> **Given instruction**:
Extract every line between the one with "Extract all readable text from this page." and the end of the entries, both included, word for word and free of pictures.

> **Data in this exercise**:
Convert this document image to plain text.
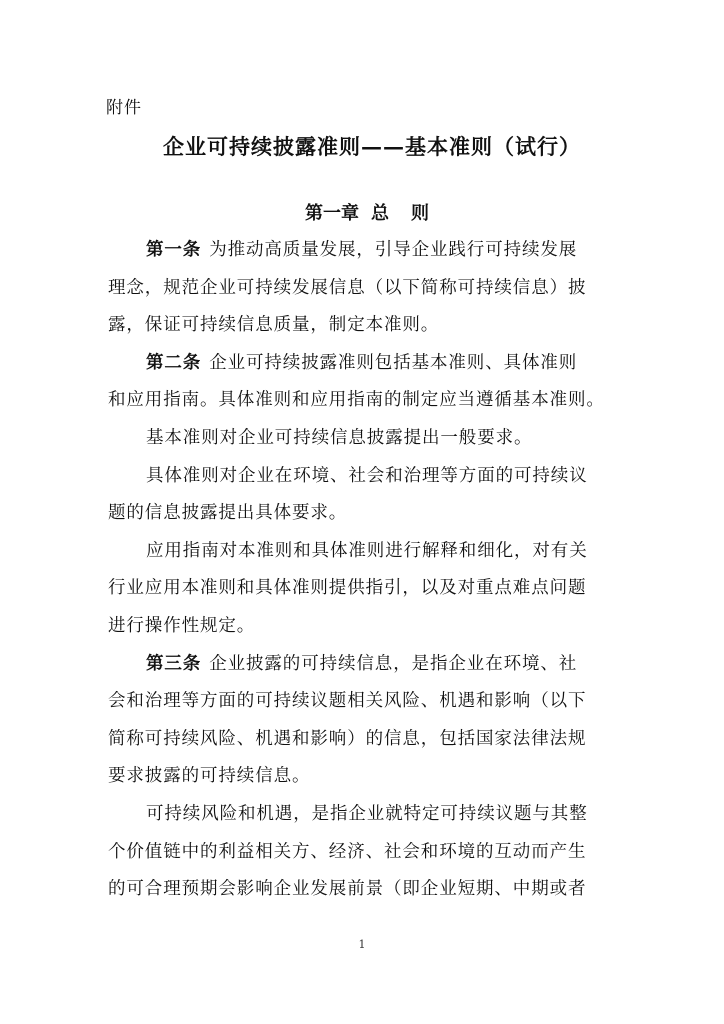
附件
企业可持续披露准则——基本准则（试行）
第一章 总 则
第一条 为推动高质量发展，引导企业践行可持续发展
理念，规范企业可持续发展信息（以下简称可持续信息）披
露，保证可持续信息质量，制定本准则。
第二条 企业可持续披露准则包括基本准则、具体准则
和应用指南。具体准则和应用指南的制定应当遵循基本准则。
基本准则对企业可持续信息披露提出一般要求。
具体准则对企业在环境、社会和治理等方面的可持续议
题的信息披露提出具体要求。
应用指南对本准则和具体准则进行解释和细化，对有关
行业应用本准则和具体准则提供指引，以及对重点难点问题
进行操作性规定。
第三条 企业披露的可持续信息，是指企业在环境、社
会和治理等方面的可持续议题相关风险、机遇和影响（以下
简称可持续风险、机遇和影响）的信息，包括国家法律法规
要求披露的可持续信息。
可持续风险和机遇，是指企业就特定可持续议题与其整
个价值链中的利益相关方、经济、社会和环境的互动而产生
的可合理预期会影响企业发展前景（即企业短期、中期或者
1
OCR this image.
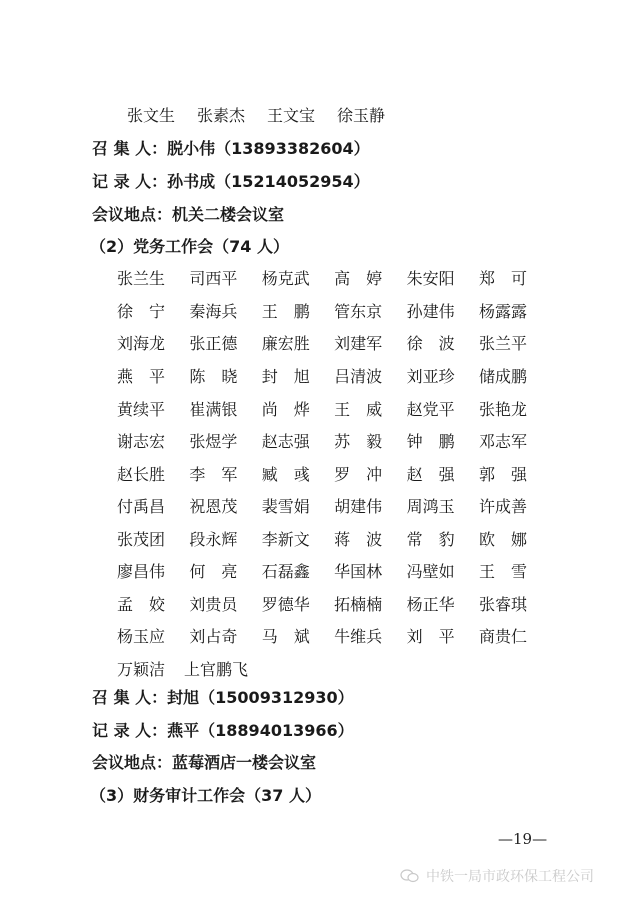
张文生 张素杰 王文宝 徐玉静
召 集 人：脱小伟（13893382604）
记 录 人：孙书成（15214052954）
会议地点：机关二楼会议室
（2）党务工作会（74 人）
张兰生 司西平 杨克武 高　婷 朱安阳 郑　可
徐　宁 秦海兵 王　鹏 管东京 孙建伟 杨露露
刘海龙 张正德 廉宏胜 刘建军 徐　波 张兰平
燕　平 陈　晓 封　旭 吕清波 刘亚珍 储成鹏
黄续平 崔满银 尚　烨 王　威 赵党平 张艳龙
谢志宏 张煜学 赵志强 苏　毅 钟　鹏 邓志军
赵长胜 李　军 臧　彧 罗　冲 赵　强 郭　强
付禹昌 祝恩茂 裴雪娟 胡建伟 周鸿玉 许成善
张茂团 段永辉 李新文 蒋　波 常　豹 欧　娜
廖昌伟 何　亮 石磊鑫 华国林 冯壁如 王　雪
孟　姣 刘贵员 罗德华 拓楠楠 杨正华 张睿琪
杨玉应 刘占奇 马　斌 牛维兵 刘　平 商贵仁
万颖洁 上官鹏飞
召 集 人：封旭（15009312930）
记 录 人：燕平（18894013966）
会议地点：蓝莓酒店一楼会议室
（3）财务审计工作会（37 人）
—19—
中铁一局市政环保工程公司
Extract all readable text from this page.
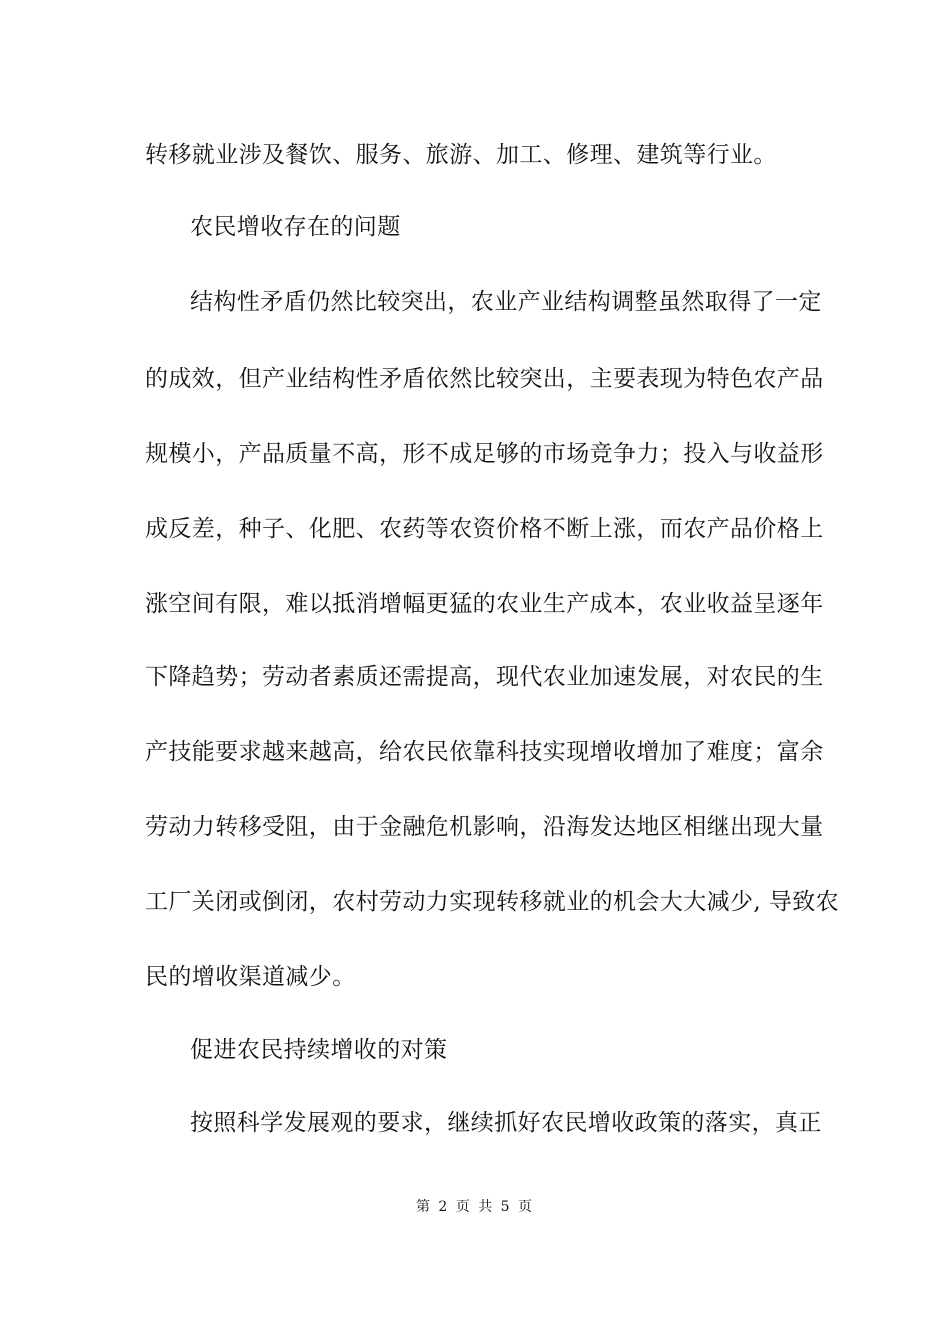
转移就业涉及餐饮、服务、旅游、加工、修理、建筑等行业。
农民增收存在的问题
结构性矛盾仍然比较突出，农业产业结构调整虽然取得了一定
的成效，但产业结构性矛盾依然比较突出，主要表现为特色农产品
规模小，产品质量不高，形不成足够的市场竞争力；投入与收益形
成反差，种子、化肥、农药等农资价格不断上涨，而农产品价格上
涨空间有限，难以抵消增幅更猛的农业生产成本，农业收益呈逐年
下降趋势；劳动者素质还需提高，现代农业加速发展，对农民的生
产技能要求越来越高，给农民依靠科技实现增收增加了难度；富余
劳动力转移受阻，由于金融危机影响，沿海发达地区相继出现大量
工厂关闭或倒闭，农村劳动力实现转移就业的机会大大减少, 导致农
民的增收渠道减少。
促进农民持续增收的对策
按照科学发展观的要求，继续抓好农民增收政策的落实，真正
第 2 页 共 5 页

> **Answer in full**:
Extract all readable text from this page.
转移就业涉及餐饮、服务、旅游、加工、修理、建筑等行业。
农民增收存在的问题
结构性矛盾仍然比较突出，农业产业结构调整虽然取得了一定
的成效，但产业结构性矛盾依然比较突出，主要表现为特色农产品
规模小，产品质量不高，形不成足够的市场竞争力；投入与收益形
成反差，种子、化肥、农药等农资价格不断上涨，而农产品价格上
涨空间有限，难以抵消增幅更猛的农业生产成本，农业收益呈逐年
下降趋势；劳动者素质还需提高，现代农业加速发展，对农民的生
产技能要求越来越高，给农民依靠科技实现增收增加了难度；富余
劳动力转移受阻，由于金融危机影响，沿海发达地区相继出现大量
工厂关闭或倒闭，农村劳动力实现转移就业的机会大大减少, 导致农
民的增收渠道减少。
促进农民持续增收的对策
按照科学发展观的要求，继续抓好农民增收政策的落实，真正
第 2 页 共 5 页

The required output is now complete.